**EXERCISE DETAILS:** Below is a set of records. Repeat all of them exactly.

Source records:
────────
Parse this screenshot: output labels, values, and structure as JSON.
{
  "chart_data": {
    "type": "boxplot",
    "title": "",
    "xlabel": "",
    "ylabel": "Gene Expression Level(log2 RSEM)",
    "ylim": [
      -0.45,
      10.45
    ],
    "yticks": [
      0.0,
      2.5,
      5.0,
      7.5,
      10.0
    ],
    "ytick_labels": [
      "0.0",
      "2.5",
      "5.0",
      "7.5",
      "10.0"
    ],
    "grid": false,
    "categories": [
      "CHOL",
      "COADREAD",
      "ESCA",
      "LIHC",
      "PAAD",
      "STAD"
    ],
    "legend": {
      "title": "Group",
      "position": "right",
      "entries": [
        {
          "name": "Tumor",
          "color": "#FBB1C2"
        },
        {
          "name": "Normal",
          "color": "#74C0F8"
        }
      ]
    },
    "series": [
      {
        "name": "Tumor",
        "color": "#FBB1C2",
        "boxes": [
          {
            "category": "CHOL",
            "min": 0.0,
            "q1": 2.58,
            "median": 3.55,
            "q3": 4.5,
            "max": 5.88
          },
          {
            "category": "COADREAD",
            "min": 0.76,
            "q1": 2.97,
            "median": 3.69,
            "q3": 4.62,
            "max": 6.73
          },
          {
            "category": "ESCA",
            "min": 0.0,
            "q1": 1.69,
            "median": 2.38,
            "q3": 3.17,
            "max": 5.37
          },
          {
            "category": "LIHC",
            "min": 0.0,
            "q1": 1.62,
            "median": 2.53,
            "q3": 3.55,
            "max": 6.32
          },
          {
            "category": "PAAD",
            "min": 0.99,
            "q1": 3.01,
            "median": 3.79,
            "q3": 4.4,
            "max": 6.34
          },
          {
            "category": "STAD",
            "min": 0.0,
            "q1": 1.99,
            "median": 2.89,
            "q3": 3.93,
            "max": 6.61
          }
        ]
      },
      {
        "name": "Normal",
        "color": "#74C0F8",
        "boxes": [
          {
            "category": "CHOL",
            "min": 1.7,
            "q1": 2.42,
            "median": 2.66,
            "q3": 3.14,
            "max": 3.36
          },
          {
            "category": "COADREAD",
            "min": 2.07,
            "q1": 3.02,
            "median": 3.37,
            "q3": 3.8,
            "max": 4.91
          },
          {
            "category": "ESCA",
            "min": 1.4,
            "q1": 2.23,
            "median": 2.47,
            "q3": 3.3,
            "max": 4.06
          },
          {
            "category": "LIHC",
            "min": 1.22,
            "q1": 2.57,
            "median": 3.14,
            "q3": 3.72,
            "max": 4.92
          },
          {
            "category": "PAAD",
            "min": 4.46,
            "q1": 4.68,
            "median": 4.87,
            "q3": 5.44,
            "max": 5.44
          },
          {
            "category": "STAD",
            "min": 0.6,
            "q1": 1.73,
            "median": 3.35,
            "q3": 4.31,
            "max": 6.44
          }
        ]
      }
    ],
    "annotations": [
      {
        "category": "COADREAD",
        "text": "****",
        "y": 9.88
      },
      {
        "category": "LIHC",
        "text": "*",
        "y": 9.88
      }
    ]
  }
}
────────
**RESULT OF THIS EXERCISE:**
Parse this screenshot: output labels, values, and structure as JSON.
{
  "chart_data": {
    "type": "boxplot",
    "title": "",
    "xlabel": "",
    "ylabel": "Gene Expression Level(log2 RSEM)",
    "ylim": [
      -0.45,
      10.45
    ],
    "yticks": [
      0.0,
      2.5,
      5.0,
      7.5,
      10.0
    ],
    "ytick_labels": [
      "0.0",
      "2.5",
      "5.0",
      "7.5",
      "10.0"
    ],
    "grid": false,
    "categories": [
      "CHOL",
      "COADREAD",
      "ESCA",
      "LIHC",
      "PAAD",
      "STAD"
    ],
    "legend": {
      "title": "Group",
      "position": "right",
      "entries": [
        {
          "name": "Tumor",
          "color": "#FBB1C2"
        },
        {
          "name": "Normal",
          "color": "#74C0F8"
        }
      ]
    },
    "series": [
      {
        "name": "Tumor",
        "color": "#FBB1C2",
        "boxes": [
          {
            "category": "CHOL",
            "min": 0.0,
            "q1": 2.58,
            "median": 3.55,
            "q3": 4.5,
            "max": 5.88
          },
          {
            "category": "COADREAD",
            "min": 0.76,
            "q1": 2.97,
            "median": 3.69,
            "q3": 4.62,
            "max": 6.73
          },
          {
            "category": "ESCA",
            "min": 0.0,
            "q1": 1.69,
            "median": 2.38,
            "q3": 3.17,
            "max": 5.37
          },
          {
            "category": "LIHC",
            "min": 0.0,
            "q1": 1.62,
            "median": 2.53,
            "q3": 3.55,
            "max": 6.32
          },
          {
            "category": "PAAD",
            "min": 0.99,
            "q1": 3.01,
            "median": 3.79,
            "q3": 4.4,
            "max": 6.34
          },
          {
            "category": "STAD",
            "min": 0.0,
            "q1": 1.99,
            "median": 2.89,
            "q3": 3.93,
            "max": 6.61
          }
        ]
      },
      {
        "name": "Normal",
        "color": "#74C0F8",
        "boxes": [
          {
            "category": "CHOL",
            "min": 1.7,
            "q1": 2.42,
            "median": 2.66,
            "q3": 3.14,
            "max": 3.36
          },
          {
            "category": "COADREAD",
            "min": 2.07,
            "q1": 3.02,
            "median": 3.37,
            "q3": 3.8,
            "max": 4.91
          },
          {
            "category": "ESCA",
            "min": 1.4,
            "q1": 2.23,
            "median": 2.47,
            "q3": 3.3,
            "max": 4.06
          },
          {
            "category": "LIHC",
            "min": 1.22,
            "q1": 2.57,
            "median": 3.14,
            "q3": 3.72,
            "max": 4.92
          },
          {
            "category": "PAAD",
            "min": 4.46,
            "q1": 4.68,
            "median": 4.87,
            "q3": 5.44,
            "max": 5.44
          },
          {
            "category": "STAD",
            "min": 0.6,
            "q1": 1.73,
            "median": 3.35,
            "q3": 4.31,
            "max": 6.44
          }
        ]
      }
    ],
    "annotations": [
      {
        "category": "COADREAD",
        "text": "****",
        "y": 9.88
      },
      {
        "category": "LIHC",
        "text": "*",
        "y": 9.88
      }
    ]
  }
}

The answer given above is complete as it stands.